- **Task details**:
Reply with only the number of lines that contain the string "books".

- **Given data**:
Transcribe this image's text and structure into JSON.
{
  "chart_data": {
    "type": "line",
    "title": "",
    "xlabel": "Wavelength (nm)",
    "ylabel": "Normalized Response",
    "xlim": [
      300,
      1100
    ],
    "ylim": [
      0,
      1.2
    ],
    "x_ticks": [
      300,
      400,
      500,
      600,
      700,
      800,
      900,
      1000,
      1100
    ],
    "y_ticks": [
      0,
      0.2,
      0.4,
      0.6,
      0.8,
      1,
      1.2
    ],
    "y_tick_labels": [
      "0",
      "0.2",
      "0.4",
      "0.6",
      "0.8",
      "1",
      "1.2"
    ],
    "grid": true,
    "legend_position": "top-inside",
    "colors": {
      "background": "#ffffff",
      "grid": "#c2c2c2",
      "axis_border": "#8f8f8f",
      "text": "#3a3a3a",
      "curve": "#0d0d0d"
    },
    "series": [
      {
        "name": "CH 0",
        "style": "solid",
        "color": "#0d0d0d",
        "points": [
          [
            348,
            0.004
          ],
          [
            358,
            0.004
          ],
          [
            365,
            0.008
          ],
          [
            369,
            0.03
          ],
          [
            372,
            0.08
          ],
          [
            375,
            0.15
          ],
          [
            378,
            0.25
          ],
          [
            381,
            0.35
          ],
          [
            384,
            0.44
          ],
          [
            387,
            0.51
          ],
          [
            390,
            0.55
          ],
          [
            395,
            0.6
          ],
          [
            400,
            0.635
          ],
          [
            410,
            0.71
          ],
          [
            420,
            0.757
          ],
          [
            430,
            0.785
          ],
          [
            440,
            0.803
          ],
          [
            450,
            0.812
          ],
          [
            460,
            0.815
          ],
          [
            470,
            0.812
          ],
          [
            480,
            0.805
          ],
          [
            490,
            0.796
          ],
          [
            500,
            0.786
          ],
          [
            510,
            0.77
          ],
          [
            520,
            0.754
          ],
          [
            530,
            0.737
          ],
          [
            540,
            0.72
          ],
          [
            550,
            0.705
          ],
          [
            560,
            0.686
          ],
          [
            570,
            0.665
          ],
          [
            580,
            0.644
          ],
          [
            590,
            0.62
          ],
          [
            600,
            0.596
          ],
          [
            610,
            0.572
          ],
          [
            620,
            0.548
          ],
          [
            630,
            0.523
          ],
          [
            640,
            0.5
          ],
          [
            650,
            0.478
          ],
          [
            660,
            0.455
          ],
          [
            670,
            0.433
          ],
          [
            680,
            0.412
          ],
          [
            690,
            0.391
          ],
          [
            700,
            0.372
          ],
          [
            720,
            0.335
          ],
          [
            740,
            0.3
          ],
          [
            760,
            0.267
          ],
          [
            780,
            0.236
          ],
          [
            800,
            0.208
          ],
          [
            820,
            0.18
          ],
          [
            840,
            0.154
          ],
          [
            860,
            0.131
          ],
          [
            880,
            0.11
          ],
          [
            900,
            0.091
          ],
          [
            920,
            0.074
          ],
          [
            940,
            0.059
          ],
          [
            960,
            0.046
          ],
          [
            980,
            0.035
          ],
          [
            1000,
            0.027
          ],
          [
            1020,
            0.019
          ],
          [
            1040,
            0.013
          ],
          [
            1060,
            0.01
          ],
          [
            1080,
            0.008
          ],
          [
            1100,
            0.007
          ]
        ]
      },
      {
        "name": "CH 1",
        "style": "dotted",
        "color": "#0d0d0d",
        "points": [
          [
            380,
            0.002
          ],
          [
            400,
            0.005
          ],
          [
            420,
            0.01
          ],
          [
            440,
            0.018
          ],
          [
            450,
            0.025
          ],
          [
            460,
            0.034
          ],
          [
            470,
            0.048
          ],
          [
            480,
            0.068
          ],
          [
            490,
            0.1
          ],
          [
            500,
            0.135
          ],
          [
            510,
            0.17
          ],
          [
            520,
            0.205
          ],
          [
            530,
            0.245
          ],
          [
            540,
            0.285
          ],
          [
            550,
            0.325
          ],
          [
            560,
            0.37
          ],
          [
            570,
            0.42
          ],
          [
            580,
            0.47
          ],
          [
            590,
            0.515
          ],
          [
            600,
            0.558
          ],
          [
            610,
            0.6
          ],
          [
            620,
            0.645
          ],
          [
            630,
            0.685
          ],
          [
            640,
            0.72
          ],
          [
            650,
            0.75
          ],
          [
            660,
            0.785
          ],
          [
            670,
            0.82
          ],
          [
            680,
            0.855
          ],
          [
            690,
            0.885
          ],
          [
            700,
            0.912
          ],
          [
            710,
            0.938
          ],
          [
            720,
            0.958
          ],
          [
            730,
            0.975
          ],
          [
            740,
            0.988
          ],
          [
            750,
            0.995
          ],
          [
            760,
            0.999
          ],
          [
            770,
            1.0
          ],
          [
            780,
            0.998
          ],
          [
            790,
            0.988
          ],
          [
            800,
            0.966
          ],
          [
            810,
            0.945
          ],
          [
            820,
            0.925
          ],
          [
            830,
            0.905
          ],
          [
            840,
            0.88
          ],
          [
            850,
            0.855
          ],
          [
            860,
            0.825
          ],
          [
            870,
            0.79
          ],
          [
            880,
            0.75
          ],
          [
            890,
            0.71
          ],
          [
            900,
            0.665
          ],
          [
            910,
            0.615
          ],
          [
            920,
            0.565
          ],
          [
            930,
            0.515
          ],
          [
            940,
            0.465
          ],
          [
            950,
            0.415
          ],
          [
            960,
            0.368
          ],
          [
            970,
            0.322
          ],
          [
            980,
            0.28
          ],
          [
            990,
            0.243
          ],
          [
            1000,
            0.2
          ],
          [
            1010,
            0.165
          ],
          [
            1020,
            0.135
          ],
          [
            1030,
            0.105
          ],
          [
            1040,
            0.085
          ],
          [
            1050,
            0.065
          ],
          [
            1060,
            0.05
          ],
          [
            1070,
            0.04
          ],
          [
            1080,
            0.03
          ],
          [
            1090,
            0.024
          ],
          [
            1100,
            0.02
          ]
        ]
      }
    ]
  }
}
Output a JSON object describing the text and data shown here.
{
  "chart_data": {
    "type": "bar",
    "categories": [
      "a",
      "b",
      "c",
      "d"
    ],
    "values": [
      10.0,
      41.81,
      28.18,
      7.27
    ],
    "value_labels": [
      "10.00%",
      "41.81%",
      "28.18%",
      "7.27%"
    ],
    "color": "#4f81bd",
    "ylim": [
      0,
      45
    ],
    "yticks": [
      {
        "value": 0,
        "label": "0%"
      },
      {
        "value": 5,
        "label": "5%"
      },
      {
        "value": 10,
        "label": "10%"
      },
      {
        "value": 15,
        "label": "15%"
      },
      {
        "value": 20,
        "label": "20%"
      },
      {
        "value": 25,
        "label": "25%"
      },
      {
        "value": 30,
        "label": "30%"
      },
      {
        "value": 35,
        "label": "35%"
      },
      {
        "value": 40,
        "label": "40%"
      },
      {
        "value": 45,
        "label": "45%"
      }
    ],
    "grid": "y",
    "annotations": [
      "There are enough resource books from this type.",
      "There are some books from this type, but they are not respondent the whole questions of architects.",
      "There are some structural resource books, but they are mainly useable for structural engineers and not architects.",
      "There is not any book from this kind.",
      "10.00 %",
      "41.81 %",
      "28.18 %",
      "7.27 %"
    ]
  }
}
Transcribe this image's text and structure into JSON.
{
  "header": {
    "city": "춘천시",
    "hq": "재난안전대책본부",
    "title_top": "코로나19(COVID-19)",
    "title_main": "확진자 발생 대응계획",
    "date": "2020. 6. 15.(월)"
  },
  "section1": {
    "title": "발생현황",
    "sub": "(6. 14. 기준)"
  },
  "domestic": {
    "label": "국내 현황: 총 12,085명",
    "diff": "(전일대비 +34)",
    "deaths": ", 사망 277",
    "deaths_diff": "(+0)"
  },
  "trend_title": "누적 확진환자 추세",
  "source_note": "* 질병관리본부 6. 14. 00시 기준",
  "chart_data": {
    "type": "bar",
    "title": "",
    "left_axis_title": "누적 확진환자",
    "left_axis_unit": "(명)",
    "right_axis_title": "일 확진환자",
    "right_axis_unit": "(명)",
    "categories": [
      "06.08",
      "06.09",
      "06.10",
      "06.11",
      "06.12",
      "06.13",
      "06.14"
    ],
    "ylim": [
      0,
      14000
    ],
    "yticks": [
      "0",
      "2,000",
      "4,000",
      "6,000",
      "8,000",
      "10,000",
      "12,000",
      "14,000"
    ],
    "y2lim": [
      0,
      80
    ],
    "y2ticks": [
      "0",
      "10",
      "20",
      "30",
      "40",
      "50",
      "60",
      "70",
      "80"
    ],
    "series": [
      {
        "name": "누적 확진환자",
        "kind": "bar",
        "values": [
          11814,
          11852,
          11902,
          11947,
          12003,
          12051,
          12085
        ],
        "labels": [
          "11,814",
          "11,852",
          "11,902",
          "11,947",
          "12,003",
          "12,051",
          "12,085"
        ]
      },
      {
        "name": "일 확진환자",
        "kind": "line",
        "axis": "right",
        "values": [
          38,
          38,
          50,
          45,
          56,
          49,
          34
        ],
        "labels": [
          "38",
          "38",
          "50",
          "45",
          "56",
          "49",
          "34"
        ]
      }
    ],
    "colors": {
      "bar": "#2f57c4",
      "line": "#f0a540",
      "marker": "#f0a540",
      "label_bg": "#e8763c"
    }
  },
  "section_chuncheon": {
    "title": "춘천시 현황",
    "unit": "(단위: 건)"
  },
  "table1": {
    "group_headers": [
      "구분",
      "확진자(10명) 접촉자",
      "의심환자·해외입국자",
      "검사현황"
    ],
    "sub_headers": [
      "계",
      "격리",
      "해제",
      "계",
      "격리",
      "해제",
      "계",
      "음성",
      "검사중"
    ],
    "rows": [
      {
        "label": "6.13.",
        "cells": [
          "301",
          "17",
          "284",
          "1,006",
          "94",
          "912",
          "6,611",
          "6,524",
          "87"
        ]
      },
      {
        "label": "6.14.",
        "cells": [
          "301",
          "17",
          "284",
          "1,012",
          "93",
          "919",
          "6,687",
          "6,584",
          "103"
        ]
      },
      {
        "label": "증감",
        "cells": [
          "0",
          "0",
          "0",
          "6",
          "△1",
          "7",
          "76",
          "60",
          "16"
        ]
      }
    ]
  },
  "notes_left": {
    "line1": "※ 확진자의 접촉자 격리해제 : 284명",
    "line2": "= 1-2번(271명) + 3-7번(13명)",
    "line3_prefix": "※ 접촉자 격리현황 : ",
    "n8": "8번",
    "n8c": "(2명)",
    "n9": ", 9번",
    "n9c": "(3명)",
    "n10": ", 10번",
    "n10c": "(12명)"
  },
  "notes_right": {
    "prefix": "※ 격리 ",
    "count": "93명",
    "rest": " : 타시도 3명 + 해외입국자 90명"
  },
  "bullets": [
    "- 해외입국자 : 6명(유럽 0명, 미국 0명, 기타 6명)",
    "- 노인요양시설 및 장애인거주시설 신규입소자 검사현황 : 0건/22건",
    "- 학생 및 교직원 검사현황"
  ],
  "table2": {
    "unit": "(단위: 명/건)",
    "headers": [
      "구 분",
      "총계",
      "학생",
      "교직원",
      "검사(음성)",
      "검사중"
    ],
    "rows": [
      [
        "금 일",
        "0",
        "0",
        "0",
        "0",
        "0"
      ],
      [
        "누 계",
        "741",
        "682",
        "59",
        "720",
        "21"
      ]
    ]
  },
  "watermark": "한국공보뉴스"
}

- **Completed exercise**:
3